--- EXERCISE DETAILS ---
Tally the lines of the listing that contain the word "完成预算的", then give the total and nothing else.

---+---

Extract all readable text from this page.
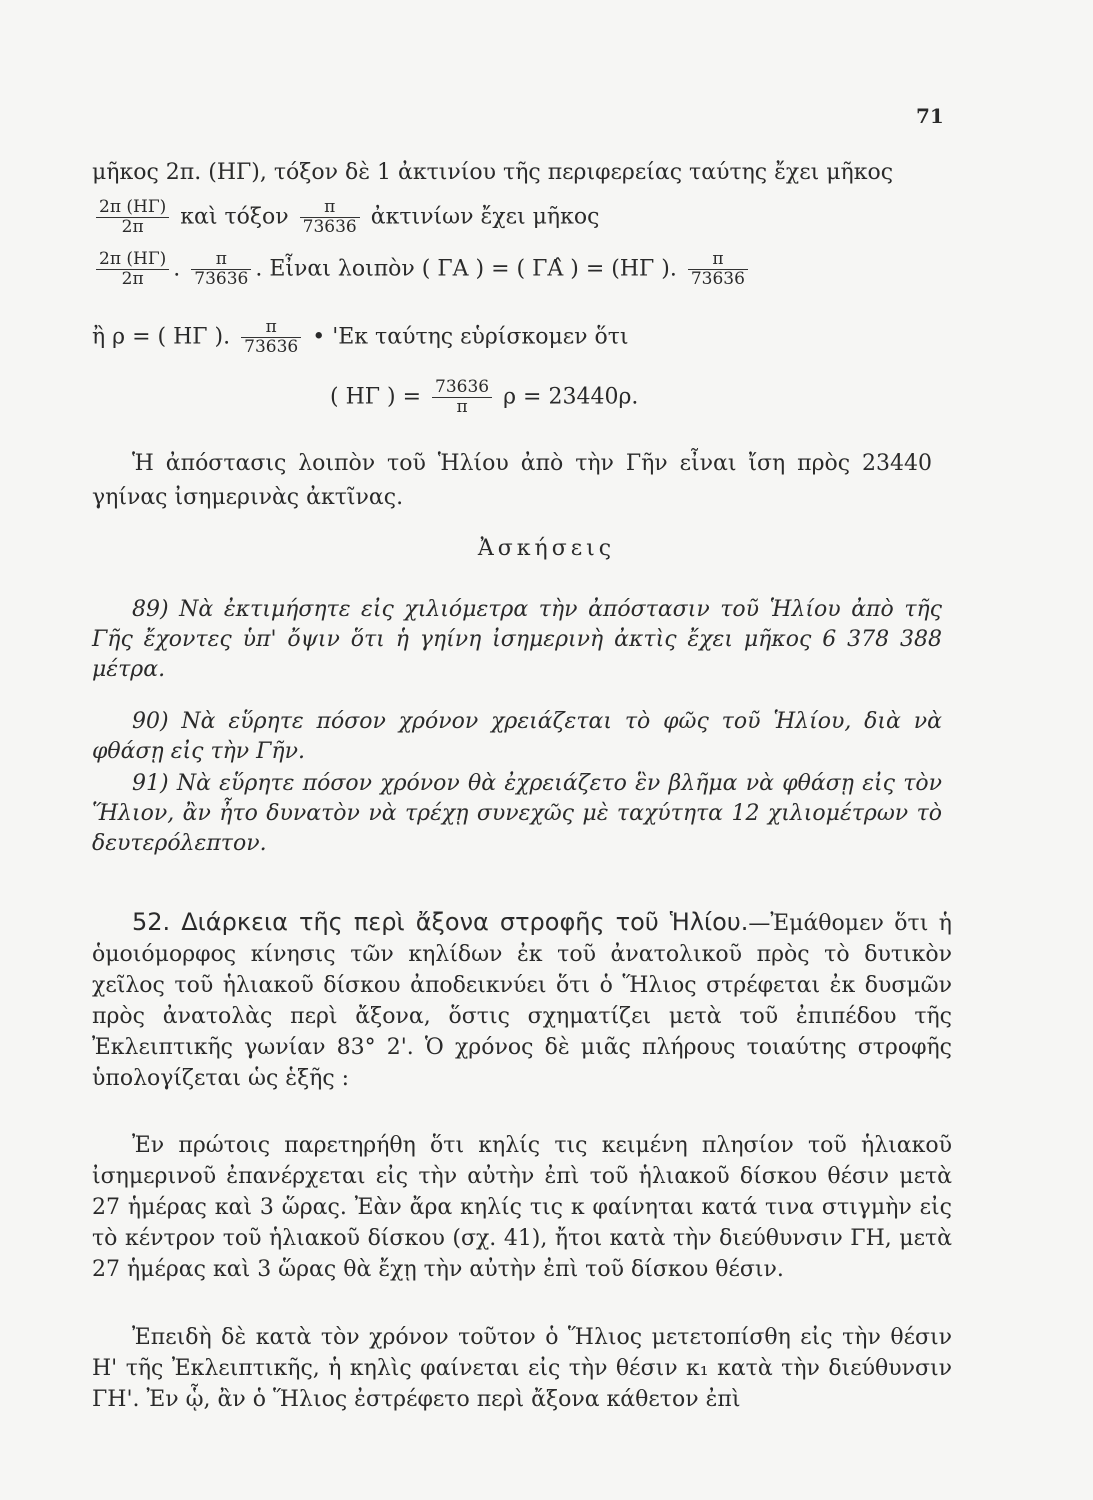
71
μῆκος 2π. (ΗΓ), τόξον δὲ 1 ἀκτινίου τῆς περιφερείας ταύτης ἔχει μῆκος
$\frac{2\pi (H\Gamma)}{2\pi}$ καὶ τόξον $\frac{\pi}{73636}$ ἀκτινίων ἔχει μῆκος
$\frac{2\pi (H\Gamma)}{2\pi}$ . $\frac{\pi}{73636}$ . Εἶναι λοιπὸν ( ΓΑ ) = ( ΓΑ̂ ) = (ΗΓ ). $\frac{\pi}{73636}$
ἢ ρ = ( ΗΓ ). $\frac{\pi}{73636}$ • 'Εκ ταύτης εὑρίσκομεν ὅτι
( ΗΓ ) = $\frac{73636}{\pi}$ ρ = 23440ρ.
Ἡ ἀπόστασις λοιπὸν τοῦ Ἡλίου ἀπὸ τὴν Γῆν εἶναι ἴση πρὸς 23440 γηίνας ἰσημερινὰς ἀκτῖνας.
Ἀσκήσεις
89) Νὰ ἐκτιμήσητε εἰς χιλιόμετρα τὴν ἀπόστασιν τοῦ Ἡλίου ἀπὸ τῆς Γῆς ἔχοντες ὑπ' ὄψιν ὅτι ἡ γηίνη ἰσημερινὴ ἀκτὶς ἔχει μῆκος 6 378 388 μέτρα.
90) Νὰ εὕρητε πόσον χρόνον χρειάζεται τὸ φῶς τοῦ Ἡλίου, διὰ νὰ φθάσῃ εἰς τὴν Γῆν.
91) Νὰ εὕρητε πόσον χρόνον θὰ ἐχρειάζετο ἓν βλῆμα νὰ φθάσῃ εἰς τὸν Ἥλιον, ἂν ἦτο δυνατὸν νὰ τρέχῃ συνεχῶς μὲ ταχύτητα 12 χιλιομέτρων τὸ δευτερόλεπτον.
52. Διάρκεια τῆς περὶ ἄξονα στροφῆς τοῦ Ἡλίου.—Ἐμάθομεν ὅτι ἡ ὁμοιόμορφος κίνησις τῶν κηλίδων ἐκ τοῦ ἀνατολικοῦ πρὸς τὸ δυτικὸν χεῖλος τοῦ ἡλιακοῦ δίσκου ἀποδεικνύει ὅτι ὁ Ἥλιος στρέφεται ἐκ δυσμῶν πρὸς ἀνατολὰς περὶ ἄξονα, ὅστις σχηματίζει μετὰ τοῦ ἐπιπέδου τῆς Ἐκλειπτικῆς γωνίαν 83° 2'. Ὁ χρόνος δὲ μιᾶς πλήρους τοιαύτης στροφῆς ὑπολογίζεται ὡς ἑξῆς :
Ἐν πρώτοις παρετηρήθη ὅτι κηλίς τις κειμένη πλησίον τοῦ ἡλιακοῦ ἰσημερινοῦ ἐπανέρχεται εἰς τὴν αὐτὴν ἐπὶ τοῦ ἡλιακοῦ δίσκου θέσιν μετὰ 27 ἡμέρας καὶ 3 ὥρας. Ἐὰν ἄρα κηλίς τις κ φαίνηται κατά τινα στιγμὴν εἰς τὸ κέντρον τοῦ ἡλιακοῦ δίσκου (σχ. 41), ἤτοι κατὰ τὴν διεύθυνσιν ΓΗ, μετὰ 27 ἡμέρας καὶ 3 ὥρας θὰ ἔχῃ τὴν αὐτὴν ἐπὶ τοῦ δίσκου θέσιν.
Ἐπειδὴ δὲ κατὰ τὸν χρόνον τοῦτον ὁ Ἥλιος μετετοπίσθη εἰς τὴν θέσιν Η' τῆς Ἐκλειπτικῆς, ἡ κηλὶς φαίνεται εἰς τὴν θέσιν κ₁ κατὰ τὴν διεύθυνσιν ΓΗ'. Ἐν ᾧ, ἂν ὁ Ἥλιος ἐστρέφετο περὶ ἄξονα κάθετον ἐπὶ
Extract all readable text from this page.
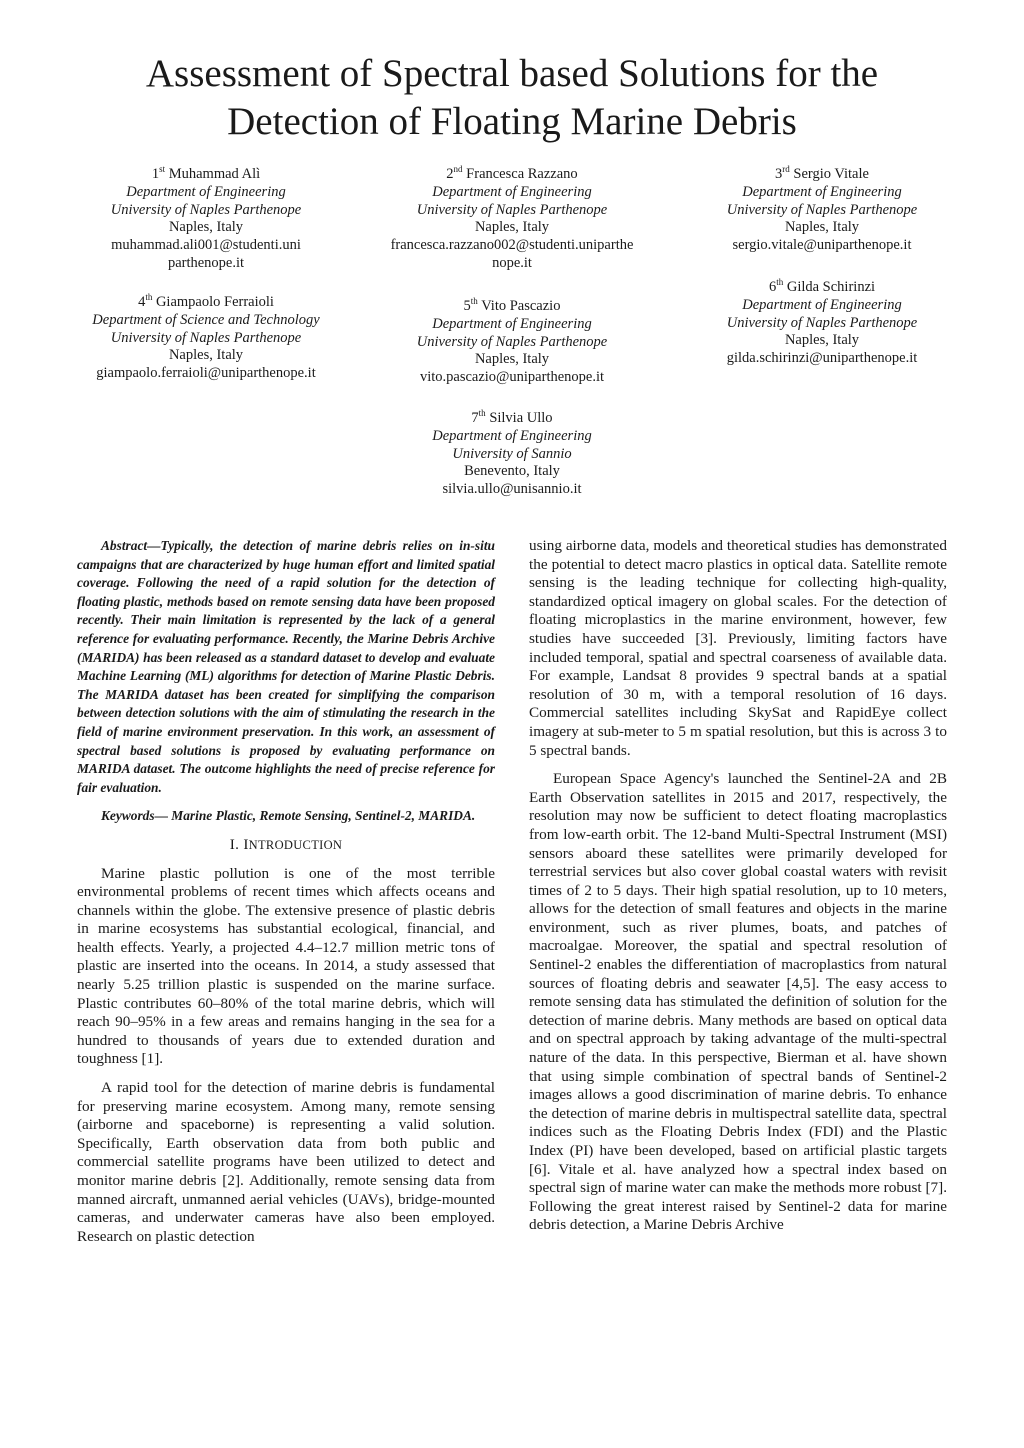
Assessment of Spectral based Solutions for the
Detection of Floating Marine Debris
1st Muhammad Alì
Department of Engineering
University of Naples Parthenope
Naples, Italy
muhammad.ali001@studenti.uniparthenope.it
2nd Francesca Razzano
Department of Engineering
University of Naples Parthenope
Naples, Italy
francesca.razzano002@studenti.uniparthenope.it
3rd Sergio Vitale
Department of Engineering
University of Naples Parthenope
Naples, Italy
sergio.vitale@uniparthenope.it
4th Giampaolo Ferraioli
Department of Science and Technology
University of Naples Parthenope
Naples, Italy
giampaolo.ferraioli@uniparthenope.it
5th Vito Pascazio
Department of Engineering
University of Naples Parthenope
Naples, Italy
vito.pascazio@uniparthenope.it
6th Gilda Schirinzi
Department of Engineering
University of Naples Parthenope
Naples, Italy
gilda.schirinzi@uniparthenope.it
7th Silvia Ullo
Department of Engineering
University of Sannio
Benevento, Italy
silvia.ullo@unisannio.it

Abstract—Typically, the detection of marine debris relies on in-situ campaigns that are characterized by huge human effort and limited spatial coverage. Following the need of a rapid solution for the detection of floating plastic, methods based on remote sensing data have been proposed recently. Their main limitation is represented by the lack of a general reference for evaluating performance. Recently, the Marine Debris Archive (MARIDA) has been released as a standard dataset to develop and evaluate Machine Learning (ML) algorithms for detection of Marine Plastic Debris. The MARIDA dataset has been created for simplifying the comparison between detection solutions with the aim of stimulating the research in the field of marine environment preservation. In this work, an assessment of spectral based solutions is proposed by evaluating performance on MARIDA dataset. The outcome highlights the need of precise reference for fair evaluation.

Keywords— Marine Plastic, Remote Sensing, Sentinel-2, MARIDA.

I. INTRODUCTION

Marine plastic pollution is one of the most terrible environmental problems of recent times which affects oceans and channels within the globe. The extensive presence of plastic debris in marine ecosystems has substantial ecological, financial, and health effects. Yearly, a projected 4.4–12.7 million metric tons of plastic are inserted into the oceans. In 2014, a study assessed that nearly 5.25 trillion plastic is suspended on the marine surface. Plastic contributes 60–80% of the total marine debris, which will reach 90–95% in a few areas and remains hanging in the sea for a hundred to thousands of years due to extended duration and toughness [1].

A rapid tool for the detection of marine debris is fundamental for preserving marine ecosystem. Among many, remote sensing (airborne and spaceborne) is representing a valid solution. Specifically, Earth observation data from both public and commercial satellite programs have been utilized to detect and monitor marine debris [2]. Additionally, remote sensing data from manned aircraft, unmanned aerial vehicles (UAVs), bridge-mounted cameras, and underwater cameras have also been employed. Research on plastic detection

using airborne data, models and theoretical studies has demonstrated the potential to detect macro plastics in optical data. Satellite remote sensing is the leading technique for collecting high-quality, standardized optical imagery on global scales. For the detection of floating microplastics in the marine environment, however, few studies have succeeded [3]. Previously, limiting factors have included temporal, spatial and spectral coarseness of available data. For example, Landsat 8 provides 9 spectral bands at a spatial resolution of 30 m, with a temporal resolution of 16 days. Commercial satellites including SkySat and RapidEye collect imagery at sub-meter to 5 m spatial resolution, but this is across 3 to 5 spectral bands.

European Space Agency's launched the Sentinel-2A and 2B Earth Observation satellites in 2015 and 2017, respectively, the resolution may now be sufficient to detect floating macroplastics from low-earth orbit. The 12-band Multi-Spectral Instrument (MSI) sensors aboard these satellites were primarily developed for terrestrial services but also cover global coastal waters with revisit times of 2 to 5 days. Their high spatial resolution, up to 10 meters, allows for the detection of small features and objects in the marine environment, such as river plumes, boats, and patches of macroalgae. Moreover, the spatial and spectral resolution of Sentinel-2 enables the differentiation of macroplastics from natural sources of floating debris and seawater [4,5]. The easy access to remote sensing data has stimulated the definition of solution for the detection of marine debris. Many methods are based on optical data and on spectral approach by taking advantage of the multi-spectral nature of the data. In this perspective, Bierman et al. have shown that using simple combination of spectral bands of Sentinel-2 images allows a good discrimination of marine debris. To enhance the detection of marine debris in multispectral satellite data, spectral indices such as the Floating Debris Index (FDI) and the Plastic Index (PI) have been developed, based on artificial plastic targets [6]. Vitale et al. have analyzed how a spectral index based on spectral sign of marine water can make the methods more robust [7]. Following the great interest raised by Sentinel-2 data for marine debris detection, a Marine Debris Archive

---+---

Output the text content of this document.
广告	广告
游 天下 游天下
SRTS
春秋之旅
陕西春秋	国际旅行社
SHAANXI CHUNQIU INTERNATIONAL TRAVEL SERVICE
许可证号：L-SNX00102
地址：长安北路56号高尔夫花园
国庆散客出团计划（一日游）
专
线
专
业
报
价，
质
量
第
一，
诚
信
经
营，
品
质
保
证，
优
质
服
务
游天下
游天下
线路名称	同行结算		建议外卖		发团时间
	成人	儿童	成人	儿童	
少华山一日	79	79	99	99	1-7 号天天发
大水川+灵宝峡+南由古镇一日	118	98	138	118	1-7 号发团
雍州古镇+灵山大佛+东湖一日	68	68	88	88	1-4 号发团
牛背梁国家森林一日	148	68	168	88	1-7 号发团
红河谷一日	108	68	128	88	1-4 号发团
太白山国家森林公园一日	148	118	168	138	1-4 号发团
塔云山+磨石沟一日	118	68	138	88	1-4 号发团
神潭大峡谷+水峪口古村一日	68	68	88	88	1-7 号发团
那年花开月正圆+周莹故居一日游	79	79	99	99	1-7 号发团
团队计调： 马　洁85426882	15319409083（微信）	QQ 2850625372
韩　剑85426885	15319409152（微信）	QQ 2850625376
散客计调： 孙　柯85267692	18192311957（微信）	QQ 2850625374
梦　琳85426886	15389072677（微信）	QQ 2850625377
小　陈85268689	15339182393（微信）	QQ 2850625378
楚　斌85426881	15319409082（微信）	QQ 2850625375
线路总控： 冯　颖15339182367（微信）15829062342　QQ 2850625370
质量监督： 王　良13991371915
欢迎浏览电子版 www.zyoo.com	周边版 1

---+---

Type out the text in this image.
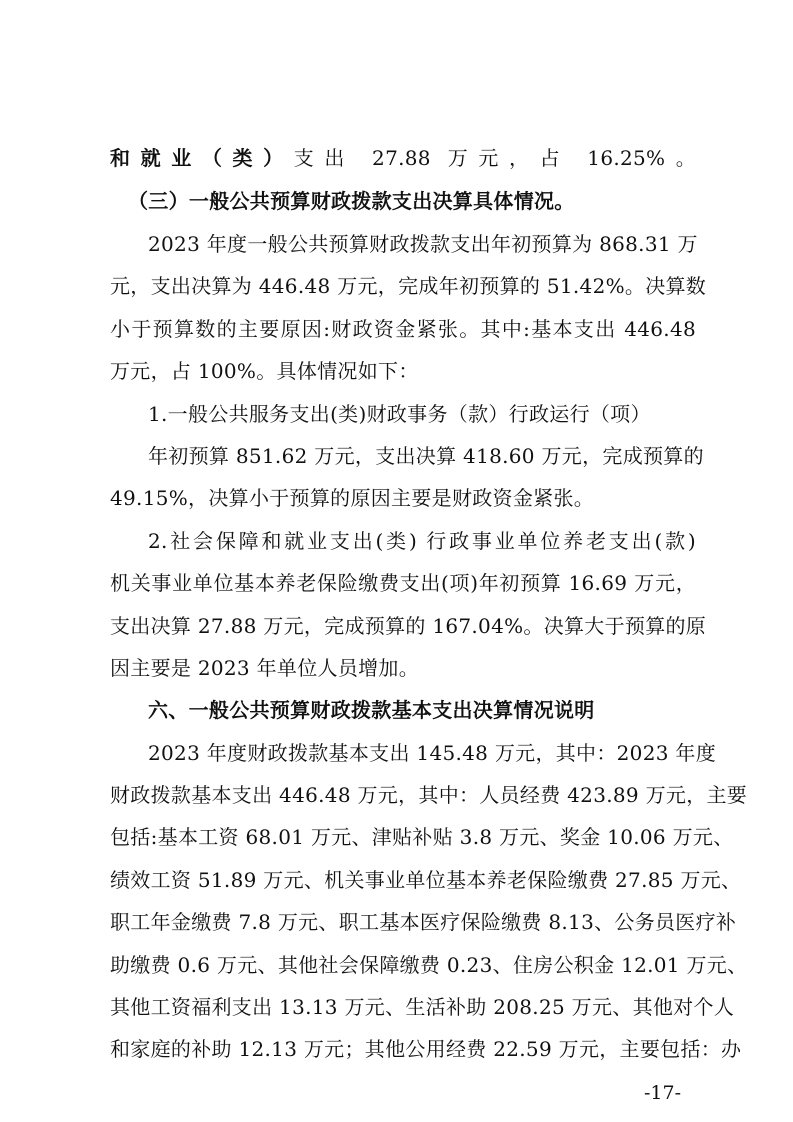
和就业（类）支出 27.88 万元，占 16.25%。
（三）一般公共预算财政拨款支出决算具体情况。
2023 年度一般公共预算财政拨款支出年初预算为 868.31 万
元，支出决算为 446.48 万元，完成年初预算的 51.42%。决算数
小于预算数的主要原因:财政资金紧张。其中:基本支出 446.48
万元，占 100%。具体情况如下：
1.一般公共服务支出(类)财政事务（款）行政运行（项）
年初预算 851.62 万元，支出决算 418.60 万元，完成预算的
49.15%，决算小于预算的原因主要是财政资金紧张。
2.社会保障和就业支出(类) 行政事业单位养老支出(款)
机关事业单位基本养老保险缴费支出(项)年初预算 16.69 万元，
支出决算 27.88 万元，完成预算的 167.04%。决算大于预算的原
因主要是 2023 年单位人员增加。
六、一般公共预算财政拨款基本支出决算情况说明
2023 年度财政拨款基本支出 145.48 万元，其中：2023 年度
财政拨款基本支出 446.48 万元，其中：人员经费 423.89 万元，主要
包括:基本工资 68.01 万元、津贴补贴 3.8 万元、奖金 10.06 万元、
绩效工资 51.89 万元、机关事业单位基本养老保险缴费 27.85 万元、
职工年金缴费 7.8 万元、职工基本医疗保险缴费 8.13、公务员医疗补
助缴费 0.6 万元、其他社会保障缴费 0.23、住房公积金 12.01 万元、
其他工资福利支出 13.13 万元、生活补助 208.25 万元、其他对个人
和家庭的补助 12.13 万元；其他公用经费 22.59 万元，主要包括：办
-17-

---+---

--- TASK RESPONSE ---
2